• _GIVEN INFORMATION_

>> Begin

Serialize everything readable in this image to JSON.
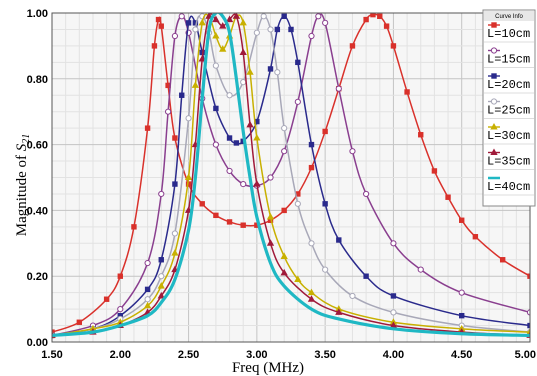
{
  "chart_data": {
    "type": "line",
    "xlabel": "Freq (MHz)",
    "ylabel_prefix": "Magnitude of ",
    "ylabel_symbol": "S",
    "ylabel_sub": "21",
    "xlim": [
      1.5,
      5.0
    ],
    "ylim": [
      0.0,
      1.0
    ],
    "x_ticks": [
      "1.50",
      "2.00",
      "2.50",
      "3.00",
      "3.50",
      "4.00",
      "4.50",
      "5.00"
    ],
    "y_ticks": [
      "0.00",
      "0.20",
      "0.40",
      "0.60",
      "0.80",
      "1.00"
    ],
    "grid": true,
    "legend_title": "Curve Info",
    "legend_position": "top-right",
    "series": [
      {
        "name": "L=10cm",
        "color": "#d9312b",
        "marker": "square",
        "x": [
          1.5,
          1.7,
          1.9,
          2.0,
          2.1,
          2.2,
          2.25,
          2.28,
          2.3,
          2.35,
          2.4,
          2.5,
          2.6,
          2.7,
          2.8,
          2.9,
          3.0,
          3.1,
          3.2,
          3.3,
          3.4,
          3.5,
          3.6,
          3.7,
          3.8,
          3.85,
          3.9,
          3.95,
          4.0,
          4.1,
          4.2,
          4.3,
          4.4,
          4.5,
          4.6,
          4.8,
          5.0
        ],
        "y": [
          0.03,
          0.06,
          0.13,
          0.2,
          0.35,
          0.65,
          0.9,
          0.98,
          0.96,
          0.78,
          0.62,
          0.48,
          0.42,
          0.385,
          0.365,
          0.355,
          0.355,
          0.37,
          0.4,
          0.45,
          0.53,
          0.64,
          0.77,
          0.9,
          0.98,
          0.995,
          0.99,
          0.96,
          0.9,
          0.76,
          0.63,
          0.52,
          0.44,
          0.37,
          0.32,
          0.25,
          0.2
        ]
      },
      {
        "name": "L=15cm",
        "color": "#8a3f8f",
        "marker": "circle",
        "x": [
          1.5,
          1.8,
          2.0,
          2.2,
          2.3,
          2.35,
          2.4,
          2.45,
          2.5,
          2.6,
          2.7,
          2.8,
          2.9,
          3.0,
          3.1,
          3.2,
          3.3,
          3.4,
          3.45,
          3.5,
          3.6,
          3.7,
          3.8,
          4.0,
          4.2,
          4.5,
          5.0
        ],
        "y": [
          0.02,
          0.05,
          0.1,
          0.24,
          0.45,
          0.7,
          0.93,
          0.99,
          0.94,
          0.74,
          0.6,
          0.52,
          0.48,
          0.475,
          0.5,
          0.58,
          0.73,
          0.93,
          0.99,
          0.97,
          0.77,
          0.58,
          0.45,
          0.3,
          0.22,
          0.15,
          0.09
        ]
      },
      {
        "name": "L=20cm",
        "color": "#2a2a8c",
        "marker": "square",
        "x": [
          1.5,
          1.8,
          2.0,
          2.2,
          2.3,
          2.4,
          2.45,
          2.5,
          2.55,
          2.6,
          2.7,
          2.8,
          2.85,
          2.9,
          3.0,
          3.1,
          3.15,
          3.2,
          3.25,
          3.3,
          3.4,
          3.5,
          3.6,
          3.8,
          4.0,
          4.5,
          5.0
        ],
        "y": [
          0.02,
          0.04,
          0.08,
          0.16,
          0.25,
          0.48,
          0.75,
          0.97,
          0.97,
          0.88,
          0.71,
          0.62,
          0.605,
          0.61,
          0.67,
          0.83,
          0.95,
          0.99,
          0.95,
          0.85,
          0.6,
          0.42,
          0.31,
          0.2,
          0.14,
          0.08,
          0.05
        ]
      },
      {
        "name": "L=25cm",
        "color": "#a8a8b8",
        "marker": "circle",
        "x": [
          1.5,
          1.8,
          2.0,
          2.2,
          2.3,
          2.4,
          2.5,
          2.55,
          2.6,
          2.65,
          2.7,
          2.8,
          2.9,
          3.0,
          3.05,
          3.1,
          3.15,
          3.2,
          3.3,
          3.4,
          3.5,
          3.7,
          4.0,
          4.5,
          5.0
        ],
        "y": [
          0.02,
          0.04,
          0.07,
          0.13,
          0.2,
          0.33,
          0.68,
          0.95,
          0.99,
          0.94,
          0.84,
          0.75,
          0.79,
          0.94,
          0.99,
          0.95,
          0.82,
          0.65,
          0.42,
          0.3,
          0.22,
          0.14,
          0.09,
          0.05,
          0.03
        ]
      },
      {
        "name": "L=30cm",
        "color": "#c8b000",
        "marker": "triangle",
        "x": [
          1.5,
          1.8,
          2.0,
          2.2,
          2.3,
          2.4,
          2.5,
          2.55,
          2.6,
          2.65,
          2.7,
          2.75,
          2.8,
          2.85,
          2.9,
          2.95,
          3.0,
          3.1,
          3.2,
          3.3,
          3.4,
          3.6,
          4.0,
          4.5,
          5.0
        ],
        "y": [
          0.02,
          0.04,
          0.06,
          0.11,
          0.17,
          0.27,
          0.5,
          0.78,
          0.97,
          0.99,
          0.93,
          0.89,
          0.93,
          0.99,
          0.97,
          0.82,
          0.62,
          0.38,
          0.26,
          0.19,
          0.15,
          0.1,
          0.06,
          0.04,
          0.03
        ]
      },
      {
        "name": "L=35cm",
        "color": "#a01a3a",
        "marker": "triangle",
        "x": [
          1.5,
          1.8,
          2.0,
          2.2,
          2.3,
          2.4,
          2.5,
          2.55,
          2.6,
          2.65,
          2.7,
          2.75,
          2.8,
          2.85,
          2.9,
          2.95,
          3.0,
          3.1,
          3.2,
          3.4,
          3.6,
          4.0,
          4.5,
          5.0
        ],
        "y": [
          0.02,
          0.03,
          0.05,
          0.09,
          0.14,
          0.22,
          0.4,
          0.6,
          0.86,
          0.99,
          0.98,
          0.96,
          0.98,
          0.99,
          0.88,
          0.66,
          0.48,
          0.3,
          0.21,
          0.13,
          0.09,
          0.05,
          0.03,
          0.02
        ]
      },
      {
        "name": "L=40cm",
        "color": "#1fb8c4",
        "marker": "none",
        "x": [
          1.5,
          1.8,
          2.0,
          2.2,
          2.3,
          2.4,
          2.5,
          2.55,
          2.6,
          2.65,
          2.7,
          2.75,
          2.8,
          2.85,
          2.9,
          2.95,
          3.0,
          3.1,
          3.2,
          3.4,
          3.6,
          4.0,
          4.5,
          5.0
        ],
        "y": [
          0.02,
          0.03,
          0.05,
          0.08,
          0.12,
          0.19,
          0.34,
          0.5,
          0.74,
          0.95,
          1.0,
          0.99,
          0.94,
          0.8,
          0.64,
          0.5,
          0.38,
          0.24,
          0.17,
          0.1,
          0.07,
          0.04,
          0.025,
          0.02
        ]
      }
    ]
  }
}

>> End
>> Begin

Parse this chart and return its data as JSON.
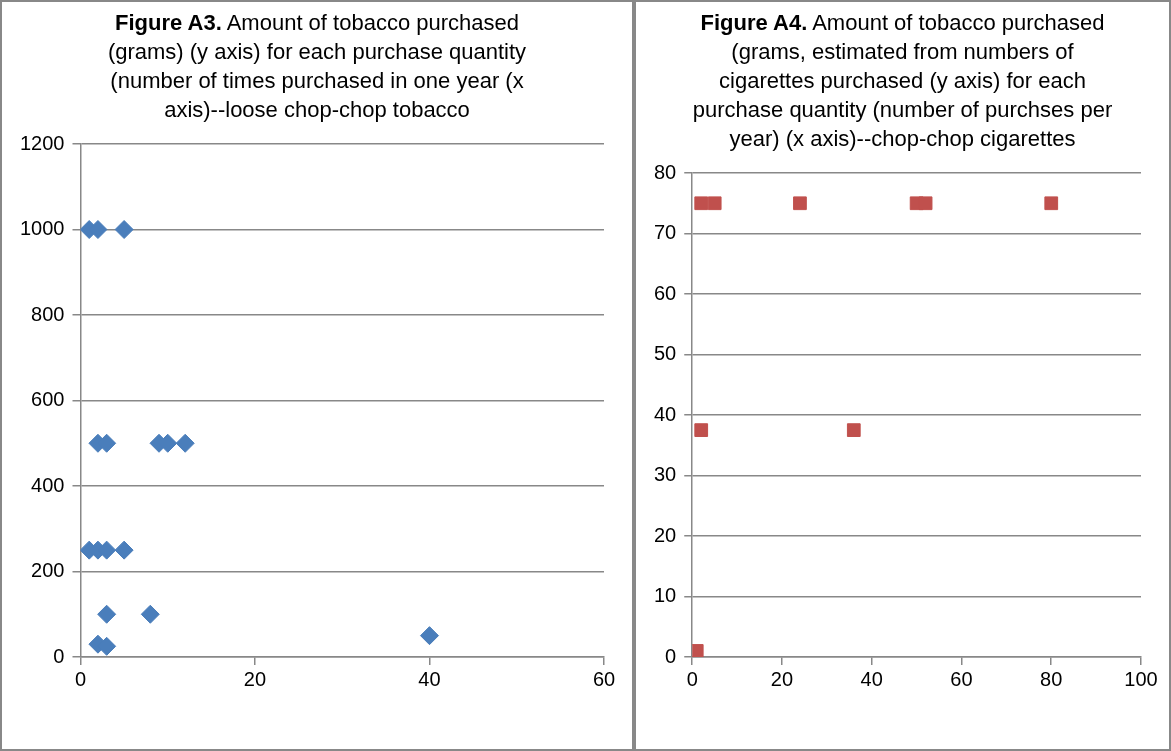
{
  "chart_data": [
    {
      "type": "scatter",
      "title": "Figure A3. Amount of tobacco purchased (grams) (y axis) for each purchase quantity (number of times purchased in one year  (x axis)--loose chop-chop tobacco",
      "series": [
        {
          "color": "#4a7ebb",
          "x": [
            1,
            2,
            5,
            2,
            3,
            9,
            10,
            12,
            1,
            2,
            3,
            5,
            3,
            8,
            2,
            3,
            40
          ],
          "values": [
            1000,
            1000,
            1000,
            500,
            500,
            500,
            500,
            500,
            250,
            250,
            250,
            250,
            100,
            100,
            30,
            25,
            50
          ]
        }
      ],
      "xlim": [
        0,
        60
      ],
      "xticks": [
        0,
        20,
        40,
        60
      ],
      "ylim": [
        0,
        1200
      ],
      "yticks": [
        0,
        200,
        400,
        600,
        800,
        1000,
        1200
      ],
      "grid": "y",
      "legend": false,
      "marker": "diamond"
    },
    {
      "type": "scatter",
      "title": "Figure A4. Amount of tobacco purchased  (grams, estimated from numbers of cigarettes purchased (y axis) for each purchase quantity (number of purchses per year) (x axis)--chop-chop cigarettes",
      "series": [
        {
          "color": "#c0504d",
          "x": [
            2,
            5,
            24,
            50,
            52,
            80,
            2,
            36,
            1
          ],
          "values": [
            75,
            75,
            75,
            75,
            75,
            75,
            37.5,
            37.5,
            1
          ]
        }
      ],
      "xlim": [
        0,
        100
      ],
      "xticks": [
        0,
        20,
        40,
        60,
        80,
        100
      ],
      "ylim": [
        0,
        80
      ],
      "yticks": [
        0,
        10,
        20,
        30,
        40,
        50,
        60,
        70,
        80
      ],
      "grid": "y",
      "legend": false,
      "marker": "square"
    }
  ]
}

>> End
>> Begin

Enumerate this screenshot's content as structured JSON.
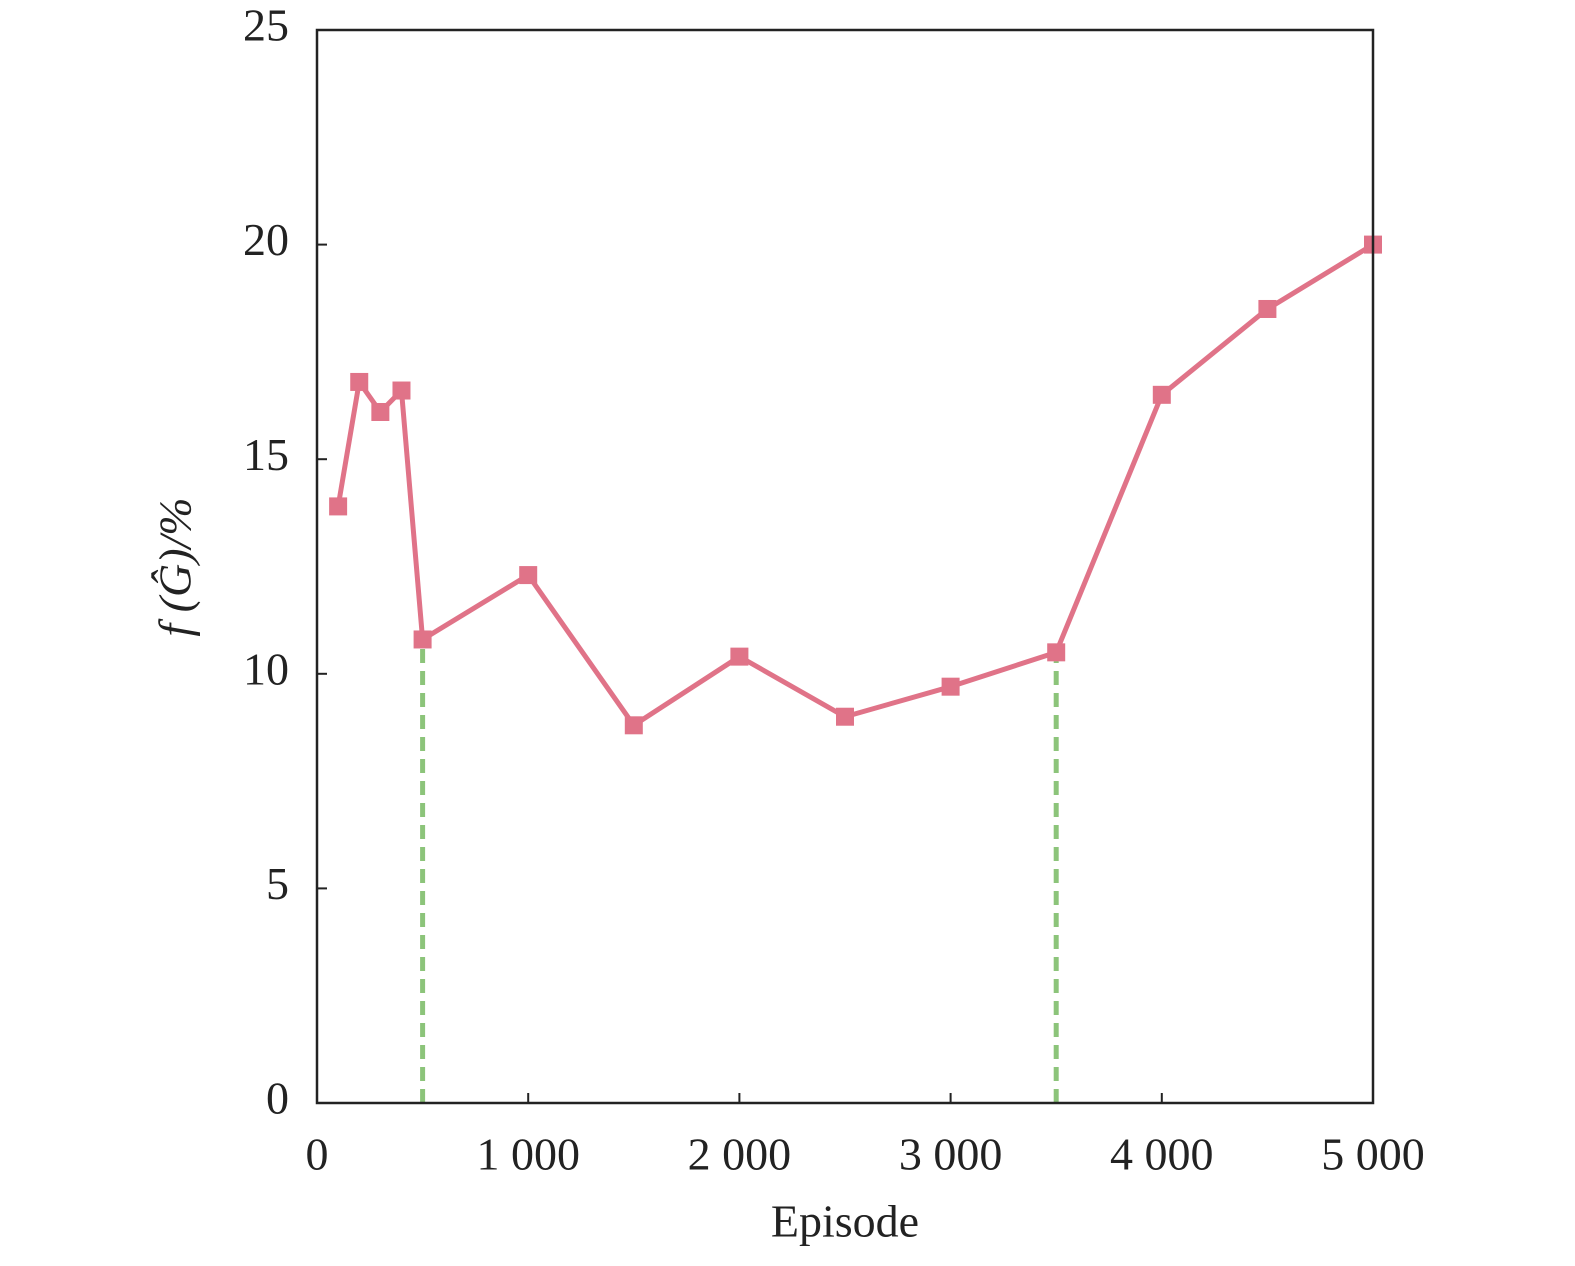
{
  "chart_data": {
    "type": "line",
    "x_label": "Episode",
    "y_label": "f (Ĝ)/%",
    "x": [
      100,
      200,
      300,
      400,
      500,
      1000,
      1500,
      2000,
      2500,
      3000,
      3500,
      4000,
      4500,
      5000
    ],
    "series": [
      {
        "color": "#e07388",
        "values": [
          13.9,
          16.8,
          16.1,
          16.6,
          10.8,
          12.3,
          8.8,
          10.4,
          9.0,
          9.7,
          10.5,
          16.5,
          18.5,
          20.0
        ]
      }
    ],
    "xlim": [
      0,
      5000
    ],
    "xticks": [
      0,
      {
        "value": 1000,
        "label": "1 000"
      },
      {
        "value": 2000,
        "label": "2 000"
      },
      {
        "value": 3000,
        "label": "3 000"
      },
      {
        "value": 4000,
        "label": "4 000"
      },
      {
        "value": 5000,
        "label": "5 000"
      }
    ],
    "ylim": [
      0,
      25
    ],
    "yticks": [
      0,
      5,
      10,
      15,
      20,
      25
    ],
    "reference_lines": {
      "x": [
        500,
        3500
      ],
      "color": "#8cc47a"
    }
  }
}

>> End

• _WHAT IS ASKED_
Only the number is wanted: how many lines contain the string "purchased"?

• _RESPONSE FOR THIS EXERCISE_
2